== Task to complete ==
Wherever the word "page" turns up in a line of the entries, copy that line.

(Stored entries)

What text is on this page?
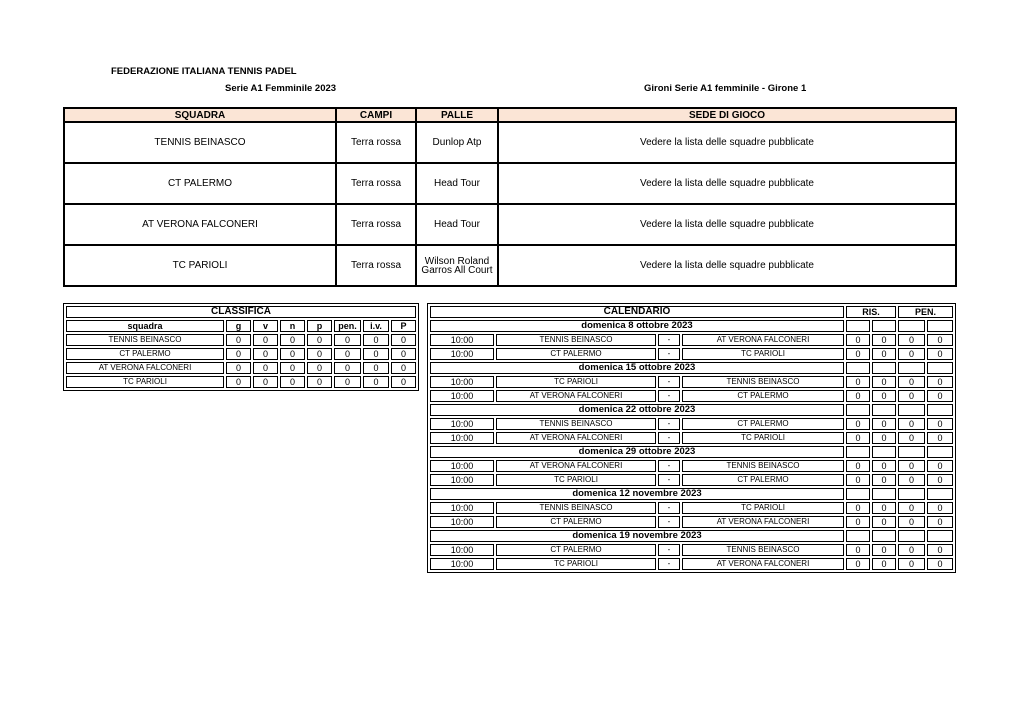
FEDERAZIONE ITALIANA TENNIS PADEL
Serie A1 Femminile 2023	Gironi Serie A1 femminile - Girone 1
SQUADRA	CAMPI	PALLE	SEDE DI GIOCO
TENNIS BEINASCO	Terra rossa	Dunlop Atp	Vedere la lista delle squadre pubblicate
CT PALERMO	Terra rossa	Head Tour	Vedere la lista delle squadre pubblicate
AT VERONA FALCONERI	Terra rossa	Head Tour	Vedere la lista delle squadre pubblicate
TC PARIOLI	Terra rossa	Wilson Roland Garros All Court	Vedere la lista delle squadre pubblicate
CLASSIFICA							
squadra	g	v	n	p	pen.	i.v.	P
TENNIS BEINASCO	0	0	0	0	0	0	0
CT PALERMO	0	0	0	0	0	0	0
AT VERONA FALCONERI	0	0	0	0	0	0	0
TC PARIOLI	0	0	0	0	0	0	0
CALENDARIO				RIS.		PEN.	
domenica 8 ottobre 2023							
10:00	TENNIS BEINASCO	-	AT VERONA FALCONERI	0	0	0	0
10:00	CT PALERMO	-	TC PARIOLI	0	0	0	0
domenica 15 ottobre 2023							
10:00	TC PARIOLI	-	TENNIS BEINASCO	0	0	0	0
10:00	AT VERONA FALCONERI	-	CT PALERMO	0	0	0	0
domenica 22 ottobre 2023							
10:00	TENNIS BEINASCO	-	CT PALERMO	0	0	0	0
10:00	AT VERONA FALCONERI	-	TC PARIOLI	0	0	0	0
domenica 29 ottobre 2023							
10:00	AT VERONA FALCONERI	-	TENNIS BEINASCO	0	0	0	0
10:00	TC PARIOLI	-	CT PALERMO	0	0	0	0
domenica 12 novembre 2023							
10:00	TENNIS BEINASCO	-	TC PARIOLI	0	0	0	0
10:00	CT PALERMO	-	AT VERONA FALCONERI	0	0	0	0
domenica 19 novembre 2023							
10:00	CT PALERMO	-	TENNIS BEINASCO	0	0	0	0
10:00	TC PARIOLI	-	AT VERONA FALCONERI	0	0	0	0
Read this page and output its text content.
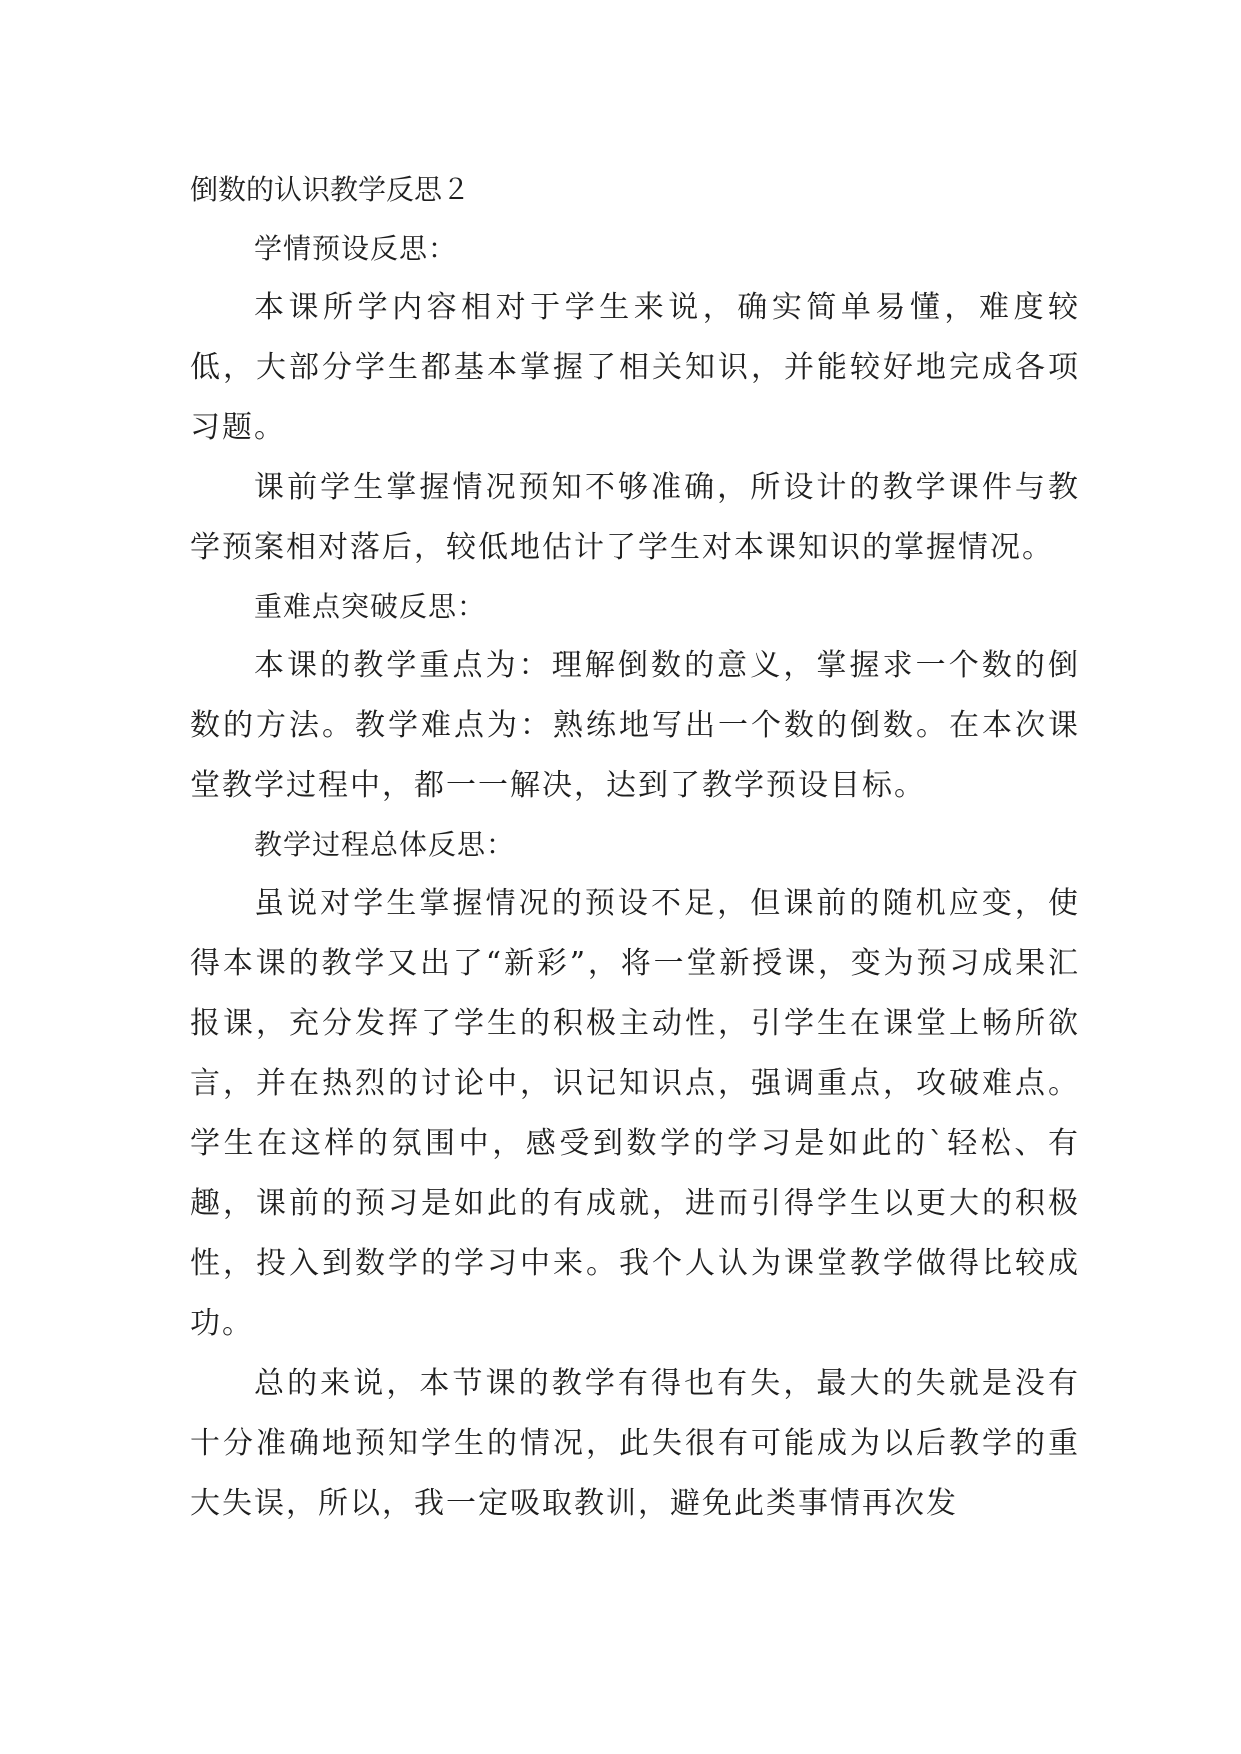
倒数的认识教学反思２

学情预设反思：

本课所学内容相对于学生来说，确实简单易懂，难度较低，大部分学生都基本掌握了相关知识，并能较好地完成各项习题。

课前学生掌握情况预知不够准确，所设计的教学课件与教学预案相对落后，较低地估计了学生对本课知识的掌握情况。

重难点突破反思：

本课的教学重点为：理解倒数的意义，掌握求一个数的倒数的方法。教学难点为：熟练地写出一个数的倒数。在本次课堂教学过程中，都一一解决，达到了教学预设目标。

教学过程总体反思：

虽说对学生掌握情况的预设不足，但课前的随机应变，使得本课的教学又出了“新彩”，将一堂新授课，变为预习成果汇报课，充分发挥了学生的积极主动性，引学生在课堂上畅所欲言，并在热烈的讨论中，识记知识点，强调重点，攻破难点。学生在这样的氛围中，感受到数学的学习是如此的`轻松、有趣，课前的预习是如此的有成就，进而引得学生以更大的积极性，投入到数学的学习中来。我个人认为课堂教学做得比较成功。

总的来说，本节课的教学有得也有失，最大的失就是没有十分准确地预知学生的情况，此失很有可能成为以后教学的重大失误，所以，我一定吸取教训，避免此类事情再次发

--

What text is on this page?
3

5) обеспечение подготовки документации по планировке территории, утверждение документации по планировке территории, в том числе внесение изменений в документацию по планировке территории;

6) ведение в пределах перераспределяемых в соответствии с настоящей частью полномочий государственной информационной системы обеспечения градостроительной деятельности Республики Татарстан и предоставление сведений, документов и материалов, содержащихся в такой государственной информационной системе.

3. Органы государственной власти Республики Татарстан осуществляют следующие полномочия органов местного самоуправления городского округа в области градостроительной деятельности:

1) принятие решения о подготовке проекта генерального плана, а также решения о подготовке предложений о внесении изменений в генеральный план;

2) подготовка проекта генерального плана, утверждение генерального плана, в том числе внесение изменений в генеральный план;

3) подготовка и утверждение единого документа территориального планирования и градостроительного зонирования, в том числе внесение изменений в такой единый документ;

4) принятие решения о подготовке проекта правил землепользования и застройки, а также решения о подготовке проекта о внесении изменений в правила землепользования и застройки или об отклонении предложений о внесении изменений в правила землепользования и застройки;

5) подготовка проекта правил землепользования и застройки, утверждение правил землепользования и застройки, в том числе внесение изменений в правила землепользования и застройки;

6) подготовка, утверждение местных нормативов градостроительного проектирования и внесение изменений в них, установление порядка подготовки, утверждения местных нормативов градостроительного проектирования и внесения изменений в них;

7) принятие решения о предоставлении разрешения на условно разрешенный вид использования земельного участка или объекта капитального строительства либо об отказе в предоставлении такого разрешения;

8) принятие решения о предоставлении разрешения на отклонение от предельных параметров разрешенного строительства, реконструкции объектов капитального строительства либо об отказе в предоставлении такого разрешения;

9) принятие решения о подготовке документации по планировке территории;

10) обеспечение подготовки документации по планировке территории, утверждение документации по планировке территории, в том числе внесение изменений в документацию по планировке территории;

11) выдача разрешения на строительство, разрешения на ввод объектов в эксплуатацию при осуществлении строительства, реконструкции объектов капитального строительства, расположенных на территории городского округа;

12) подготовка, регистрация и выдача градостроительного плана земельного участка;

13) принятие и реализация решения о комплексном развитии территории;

...

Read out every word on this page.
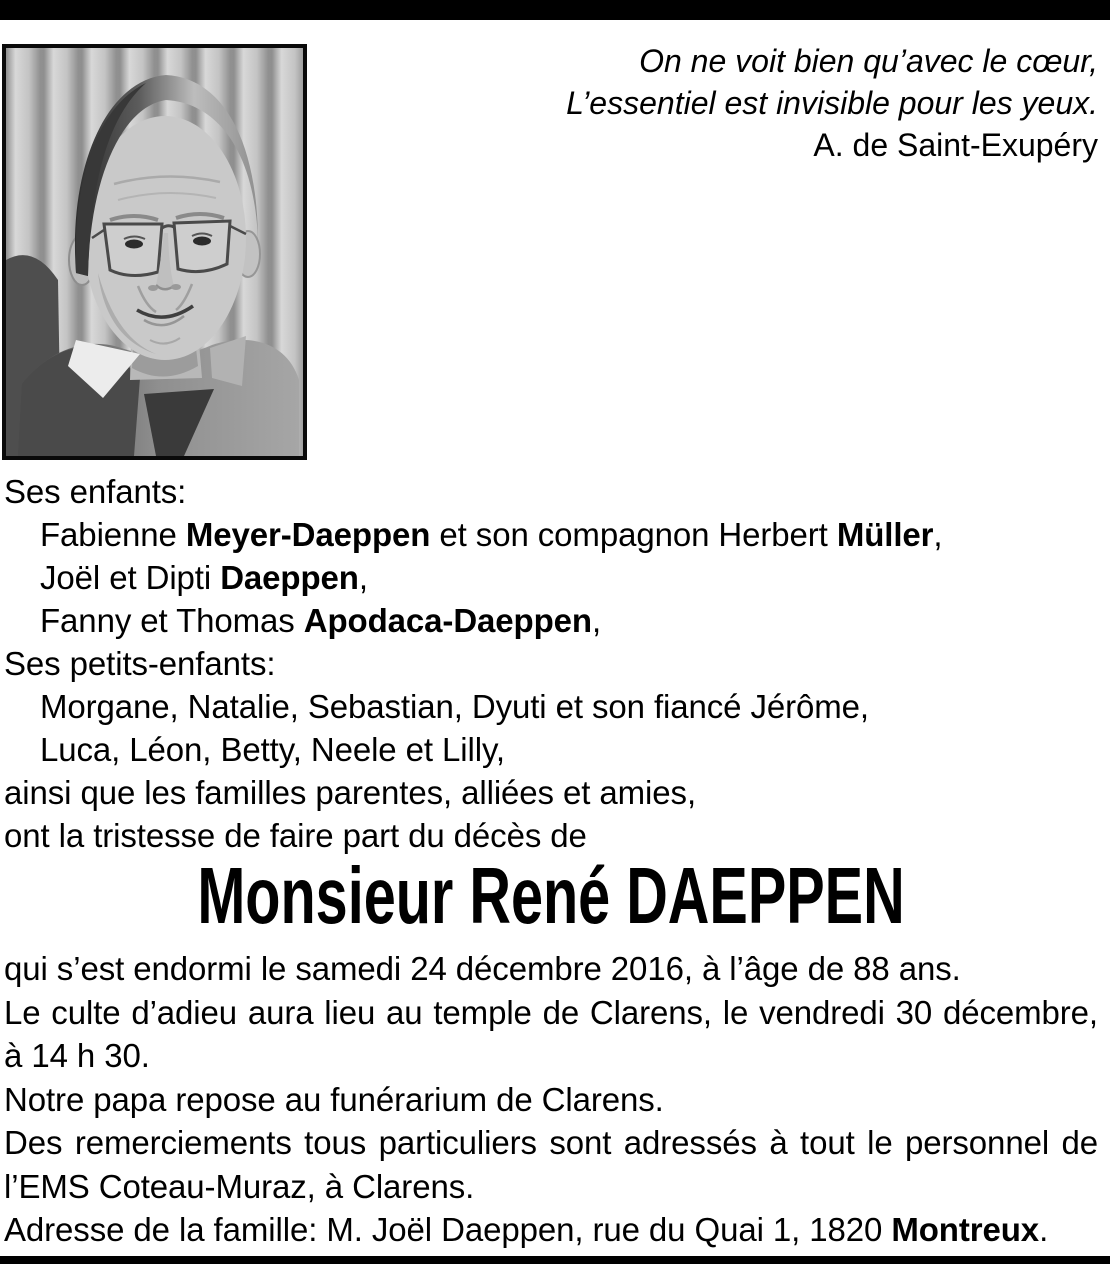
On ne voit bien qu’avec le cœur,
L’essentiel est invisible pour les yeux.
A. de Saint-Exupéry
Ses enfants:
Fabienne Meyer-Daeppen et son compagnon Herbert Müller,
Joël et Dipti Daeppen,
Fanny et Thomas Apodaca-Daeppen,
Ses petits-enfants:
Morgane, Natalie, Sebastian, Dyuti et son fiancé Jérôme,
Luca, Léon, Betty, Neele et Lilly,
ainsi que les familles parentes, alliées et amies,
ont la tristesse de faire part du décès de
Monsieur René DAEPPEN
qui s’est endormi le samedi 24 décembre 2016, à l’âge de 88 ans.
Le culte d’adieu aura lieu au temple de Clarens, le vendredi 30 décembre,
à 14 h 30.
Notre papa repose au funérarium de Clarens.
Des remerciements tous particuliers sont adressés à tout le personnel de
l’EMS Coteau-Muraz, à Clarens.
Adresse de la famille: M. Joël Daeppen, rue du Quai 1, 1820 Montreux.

== Output ==
What text is on this page?
Read this page and output its text content.
What text is on this page?
Read out every word on this page.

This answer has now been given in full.